**What is needed:**
Collect every line that includes the string "icon".

╭─ Material

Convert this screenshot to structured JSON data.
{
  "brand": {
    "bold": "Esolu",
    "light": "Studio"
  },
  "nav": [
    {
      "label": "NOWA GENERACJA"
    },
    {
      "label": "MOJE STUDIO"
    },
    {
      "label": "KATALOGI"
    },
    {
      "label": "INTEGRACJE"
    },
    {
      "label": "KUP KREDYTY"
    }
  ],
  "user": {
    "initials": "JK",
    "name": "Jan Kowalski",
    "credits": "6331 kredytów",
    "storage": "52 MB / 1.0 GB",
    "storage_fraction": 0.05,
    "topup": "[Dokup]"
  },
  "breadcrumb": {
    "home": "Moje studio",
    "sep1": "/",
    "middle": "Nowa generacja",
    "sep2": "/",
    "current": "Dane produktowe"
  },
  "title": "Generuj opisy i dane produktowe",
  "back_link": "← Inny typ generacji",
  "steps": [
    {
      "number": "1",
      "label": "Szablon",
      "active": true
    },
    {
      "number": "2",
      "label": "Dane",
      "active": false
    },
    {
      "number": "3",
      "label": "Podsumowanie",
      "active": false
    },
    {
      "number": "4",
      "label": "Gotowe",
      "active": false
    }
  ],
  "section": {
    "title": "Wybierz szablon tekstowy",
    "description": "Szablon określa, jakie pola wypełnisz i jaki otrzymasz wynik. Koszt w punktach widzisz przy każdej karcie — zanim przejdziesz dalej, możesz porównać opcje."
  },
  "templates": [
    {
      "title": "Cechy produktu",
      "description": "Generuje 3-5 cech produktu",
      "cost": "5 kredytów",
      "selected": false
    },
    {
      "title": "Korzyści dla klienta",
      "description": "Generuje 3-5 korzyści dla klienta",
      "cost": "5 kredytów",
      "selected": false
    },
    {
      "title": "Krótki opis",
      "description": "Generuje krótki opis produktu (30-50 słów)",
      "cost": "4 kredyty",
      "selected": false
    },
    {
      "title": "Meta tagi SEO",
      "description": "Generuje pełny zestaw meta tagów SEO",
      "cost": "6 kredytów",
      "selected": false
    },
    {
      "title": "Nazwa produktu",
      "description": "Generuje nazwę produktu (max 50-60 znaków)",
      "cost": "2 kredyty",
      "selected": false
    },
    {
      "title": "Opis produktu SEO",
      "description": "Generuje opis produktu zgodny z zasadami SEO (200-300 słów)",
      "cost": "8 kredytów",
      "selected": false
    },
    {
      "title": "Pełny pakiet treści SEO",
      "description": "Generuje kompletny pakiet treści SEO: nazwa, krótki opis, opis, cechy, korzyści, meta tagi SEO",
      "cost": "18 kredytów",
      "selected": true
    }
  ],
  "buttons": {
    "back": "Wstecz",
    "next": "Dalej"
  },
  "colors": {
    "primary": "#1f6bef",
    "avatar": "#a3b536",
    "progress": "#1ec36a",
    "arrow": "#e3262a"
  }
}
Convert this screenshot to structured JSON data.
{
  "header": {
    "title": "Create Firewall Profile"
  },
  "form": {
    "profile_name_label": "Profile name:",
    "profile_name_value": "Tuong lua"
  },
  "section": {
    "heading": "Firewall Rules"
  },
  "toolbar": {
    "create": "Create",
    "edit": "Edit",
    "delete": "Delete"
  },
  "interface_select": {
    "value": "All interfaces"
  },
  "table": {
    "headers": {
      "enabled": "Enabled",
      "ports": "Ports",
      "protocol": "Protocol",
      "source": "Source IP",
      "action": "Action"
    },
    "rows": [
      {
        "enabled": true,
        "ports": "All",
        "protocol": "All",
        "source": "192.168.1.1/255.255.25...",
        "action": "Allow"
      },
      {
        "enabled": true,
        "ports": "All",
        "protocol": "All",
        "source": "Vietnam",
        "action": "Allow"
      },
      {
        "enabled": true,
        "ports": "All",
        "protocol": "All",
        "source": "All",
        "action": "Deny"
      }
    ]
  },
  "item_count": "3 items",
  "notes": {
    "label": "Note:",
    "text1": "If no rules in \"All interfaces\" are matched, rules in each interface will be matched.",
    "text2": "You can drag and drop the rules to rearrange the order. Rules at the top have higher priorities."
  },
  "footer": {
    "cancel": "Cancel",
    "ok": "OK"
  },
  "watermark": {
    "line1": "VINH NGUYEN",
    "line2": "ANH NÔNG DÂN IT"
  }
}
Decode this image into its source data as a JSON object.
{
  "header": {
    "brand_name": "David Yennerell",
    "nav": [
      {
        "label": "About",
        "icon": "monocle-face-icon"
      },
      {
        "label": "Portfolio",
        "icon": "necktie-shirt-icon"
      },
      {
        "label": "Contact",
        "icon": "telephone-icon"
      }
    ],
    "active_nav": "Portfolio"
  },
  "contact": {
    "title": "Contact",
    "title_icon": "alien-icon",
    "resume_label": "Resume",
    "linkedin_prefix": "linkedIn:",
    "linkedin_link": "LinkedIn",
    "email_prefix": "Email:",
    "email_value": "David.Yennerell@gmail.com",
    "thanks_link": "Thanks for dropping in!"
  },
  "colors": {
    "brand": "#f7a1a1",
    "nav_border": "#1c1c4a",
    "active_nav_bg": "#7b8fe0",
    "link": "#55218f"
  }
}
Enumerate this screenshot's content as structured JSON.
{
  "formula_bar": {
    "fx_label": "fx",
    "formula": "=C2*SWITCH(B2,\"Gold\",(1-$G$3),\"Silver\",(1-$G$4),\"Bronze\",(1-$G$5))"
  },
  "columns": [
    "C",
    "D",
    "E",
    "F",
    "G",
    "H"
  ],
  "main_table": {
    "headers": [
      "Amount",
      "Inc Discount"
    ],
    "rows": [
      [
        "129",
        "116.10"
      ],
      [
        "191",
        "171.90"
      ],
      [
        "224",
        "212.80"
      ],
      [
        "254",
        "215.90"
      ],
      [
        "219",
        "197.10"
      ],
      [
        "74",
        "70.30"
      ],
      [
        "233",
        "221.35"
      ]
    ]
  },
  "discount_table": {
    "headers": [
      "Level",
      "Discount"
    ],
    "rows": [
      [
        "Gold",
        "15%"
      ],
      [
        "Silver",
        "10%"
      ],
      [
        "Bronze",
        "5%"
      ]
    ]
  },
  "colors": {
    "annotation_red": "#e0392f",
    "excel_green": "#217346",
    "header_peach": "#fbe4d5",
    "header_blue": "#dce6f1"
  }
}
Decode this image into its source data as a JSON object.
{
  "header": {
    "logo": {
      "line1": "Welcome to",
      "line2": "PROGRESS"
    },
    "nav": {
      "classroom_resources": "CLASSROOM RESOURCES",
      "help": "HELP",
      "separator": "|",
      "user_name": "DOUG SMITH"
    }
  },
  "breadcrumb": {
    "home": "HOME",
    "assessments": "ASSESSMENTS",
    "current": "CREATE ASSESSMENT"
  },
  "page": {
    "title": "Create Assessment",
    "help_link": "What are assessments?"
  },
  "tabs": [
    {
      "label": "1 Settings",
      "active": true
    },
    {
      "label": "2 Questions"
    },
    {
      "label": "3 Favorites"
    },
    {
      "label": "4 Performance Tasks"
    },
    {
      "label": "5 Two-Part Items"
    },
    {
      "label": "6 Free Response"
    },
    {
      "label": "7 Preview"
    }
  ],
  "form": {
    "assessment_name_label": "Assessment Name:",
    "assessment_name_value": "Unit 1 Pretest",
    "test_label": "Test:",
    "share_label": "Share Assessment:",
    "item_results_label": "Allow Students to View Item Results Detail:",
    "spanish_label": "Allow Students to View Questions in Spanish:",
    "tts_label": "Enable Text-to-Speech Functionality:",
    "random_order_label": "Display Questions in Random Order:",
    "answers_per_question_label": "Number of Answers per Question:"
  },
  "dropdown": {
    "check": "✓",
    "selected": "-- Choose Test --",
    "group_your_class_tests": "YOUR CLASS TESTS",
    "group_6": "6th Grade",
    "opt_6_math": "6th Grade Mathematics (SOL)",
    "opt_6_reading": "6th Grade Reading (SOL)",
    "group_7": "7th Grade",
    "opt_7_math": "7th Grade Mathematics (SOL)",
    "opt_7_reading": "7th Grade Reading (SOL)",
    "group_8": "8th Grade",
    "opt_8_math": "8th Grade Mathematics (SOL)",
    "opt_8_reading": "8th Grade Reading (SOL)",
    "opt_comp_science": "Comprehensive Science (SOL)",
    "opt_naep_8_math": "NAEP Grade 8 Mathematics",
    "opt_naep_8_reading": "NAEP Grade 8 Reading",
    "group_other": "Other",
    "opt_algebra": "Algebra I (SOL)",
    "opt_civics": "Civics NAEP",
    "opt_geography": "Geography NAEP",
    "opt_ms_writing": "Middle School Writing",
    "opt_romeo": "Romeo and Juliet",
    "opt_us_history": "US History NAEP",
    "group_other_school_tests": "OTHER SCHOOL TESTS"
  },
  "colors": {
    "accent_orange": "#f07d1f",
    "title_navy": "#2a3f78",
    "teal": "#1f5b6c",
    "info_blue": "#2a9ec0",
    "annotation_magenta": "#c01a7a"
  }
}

╰─

**Right answer:**
        "icon": "monocle-face-icon"
        "icon": "necktie-shirt-icon"
        "icon": "telephone-icon"
    "title_icon": "alien-icon",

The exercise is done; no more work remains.